#### [Task statement]
Put this sentence from the text on staphylococci below into Spanish: "Staphylococcus is also a common source of bacterial infection in animals."

#### [Study text]

********

Staphylococci are gram-positive bacteria which normally inhabit and colonize the skin and mucus membranes of humans. If the skin or mucus membrane becomes damaged during surgery or other trauma, the staphylococci may gain access to internal tissues causing infection to develop. If the staphylococci proliferate locally or enter the lymphatic or blood system, serious infectious complications such as those associated with staphylococcal bacteremia may result. Complications associated with staphylococcal bacteremia include septic shock, endocarditis, arthritis, osteomyelitis, pneumonia, and abscesses in various organs.
Staphylococci include both coagulase positive organisms that produce a free coagulase and coagulase negative organisms that do not produce this free coagulase. Staphylococcus aureus is the most common coagulase-positive form of staphylococci. S. aureus generally causes infection at a local site, either extravascular or intravascular, which ultimately may result in bacteremia. S. aureus is also a leading cause of acute osteomyelitis and causes a small number of staphylococcal pneumonia infections. Additionally, S. aureus is responsible for approximately 1-9% of the cases of bacterial meningitis and 10-15% of brain abscesses. There are at least twenty-one known species of coagulase-negative staphylococci, including S. epidermidis, S. saprophyticus, S. hominis, S. warneri, S. haemolyticus, S. saprophiticus, S. cohnii, S. xylosus, S. simulans, and S. capitis. S. epidermidis is the most frequent infection-causing agent associated with intravenous access devices and the most frequent isolate in primary nosocomial bacteremias. S. epidermidis is also associated with prosthetic valve endocarditis.
Staphylococcus is also a common source of bacterial infection in animals. For instance, staphylococcal mastitis is a common problem in ruminants including cattle, sheep, and goats. The disease is generally treated with antibiotics to reduce the infection but the treatment is a costly procedure and still results in a loss of milk production. The most effective vaccines identified to date are live, intact S. aureus vaccines administered subcutaneously. The administration of live vaccines, however, is associated with the risk of infection. For that reason, many researchers have attempted to produce killed S. aureus vaccines and/or to isolate capsular polysaccharides or cell wall components which will induce immunity to S. aureus. None of these attempts, however, has been successful.

********

#### [Extracted data]
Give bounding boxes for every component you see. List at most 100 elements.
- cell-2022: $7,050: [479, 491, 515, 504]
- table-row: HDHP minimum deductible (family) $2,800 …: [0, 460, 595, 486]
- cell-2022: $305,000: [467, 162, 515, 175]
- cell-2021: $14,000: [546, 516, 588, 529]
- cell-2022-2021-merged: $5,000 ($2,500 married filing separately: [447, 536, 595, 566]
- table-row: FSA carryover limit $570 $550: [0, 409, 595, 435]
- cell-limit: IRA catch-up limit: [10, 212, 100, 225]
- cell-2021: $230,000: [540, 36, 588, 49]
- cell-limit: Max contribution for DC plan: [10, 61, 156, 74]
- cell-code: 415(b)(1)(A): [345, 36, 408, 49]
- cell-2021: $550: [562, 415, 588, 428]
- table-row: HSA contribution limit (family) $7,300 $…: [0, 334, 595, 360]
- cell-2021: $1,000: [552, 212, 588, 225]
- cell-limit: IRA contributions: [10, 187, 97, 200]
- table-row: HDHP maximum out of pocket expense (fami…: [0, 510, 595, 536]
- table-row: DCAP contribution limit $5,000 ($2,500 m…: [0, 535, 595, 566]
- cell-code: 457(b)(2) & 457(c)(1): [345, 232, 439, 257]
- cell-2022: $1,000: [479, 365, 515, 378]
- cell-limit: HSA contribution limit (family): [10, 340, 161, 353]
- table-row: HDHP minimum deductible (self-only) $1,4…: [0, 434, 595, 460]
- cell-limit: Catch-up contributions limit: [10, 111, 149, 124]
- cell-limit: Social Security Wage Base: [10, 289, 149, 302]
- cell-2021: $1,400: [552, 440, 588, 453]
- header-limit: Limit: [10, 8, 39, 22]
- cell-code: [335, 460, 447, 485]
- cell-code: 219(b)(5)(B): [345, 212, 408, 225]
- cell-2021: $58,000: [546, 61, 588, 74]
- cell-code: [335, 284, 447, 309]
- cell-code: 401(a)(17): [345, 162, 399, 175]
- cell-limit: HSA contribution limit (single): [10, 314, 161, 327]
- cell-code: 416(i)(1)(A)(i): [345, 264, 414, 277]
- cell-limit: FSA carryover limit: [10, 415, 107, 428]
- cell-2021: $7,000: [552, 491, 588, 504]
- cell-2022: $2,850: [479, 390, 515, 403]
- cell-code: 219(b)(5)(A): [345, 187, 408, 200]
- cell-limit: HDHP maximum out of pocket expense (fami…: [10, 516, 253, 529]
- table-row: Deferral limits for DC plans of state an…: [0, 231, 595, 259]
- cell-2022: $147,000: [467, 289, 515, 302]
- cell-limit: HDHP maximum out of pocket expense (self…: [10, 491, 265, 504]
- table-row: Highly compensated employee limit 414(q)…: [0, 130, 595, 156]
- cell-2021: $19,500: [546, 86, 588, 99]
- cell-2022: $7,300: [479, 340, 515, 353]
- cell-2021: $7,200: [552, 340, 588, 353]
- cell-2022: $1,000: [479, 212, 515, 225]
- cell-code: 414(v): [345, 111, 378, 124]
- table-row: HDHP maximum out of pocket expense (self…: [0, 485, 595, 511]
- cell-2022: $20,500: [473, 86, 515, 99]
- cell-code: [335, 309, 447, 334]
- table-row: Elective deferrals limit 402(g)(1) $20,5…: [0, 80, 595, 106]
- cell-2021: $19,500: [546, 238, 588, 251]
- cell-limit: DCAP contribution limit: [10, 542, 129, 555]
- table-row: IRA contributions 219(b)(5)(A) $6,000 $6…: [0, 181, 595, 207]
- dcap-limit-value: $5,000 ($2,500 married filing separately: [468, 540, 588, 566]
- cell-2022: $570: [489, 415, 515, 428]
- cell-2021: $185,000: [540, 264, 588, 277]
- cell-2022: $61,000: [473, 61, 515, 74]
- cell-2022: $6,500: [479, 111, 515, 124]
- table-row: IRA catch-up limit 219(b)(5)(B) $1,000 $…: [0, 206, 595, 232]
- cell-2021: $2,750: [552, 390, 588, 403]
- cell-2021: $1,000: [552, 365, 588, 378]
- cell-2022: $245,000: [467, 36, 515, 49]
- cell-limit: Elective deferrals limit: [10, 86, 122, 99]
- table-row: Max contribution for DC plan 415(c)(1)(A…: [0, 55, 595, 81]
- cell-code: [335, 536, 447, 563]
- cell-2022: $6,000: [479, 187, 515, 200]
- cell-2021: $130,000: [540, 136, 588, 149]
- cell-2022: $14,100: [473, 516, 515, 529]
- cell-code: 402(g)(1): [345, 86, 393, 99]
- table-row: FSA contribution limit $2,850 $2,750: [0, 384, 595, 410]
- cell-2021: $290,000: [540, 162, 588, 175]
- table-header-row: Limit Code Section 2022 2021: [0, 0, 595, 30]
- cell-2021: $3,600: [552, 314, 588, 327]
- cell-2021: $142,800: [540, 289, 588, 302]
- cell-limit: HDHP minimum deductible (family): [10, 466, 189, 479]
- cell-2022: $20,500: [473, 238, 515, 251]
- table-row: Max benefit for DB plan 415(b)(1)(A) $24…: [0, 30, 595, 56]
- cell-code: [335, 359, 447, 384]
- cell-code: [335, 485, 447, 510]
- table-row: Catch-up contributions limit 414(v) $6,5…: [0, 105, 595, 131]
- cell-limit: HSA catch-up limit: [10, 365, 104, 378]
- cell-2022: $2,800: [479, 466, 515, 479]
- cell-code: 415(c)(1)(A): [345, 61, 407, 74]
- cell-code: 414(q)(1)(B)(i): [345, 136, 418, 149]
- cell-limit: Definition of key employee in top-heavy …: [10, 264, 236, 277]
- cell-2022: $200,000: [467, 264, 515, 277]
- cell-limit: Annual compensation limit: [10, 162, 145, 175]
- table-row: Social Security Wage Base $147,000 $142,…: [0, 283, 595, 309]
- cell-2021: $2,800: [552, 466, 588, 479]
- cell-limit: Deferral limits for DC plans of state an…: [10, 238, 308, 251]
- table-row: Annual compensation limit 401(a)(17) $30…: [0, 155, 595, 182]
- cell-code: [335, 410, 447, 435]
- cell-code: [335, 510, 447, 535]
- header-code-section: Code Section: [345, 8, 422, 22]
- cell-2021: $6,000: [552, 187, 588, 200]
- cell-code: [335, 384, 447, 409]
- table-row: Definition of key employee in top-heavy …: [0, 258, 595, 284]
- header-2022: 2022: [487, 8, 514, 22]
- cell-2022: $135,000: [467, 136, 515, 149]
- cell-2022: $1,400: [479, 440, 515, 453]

********

#### [Answer to the problem]
Staphylococcus también es una fuente común de infección bacteriana en los animales.